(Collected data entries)
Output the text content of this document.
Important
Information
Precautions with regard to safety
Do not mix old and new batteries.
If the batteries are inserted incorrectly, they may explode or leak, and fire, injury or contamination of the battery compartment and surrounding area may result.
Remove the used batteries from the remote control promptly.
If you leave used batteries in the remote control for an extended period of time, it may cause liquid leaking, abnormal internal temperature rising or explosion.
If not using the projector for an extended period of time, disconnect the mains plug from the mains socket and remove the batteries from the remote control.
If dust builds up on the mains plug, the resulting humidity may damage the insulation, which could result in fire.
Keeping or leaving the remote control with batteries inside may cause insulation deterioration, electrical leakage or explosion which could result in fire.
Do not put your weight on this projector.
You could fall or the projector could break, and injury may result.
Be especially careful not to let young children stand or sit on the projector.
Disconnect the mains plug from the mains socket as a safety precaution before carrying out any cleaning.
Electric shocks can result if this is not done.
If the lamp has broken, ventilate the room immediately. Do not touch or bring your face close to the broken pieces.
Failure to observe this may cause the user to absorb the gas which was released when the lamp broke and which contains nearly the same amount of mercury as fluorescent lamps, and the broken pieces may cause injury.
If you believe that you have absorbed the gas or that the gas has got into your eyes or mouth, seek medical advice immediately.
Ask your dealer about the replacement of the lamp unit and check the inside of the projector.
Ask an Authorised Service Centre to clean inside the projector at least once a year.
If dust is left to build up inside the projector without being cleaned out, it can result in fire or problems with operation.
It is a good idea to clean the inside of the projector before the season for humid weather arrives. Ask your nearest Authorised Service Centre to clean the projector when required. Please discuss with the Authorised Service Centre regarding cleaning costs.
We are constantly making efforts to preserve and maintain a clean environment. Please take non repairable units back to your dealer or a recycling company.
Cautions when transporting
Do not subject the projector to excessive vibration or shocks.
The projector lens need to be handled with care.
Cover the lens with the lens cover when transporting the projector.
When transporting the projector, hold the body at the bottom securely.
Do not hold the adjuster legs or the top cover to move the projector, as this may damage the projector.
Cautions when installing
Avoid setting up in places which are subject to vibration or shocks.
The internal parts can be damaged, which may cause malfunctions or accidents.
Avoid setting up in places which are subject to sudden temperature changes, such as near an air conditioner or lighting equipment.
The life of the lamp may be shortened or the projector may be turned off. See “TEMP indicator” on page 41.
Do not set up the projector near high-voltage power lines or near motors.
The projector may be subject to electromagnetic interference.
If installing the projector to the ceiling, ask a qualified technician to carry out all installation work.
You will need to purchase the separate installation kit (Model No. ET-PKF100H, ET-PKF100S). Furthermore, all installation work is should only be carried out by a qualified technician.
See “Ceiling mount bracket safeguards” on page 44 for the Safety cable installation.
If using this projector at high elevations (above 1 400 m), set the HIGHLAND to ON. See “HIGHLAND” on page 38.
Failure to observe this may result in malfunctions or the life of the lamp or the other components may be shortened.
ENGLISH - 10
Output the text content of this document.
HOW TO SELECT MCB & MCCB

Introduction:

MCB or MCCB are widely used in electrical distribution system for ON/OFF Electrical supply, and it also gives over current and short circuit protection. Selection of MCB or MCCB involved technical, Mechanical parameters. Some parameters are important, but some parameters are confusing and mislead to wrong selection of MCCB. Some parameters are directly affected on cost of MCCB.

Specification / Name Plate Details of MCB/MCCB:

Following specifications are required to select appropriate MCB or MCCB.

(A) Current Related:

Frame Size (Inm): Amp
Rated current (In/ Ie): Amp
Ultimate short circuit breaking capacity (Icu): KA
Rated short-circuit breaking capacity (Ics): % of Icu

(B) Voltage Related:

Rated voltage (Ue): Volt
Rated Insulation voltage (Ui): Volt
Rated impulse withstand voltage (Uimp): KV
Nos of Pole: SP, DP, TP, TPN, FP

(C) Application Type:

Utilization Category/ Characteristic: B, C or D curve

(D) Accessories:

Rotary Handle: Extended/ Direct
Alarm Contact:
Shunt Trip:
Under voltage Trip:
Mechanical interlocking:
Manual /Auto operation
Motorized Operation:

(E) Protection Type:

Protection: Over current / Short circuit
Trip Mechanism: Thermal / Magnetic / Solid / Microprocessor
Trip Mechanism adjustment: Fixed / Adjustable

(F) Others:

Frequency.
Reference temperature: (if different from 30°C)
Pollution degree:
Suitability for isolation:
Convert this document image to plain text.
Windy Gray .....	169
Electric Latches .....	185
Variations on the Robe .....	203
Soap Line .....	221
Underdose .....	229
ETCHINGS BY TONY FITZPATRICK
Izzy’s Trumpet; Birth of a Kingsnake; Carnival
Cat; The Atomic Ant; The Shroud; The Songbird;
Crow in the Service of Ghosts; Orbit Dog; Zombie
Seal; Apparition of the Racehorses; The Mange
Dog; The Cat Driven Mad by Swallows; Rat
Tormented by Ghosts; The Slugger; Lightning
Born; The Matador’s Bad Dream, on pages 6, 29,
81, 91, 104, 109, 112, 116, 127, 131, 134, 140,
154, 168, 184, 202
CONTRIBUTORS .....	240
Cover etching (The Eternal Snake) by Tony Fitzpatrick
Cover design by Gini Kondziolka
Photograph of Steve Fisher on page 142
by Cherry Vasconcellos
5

▸ **Problem statement**
State how many lines of the listing include "pieces", and nothing more.

▸ **Exercise result**
2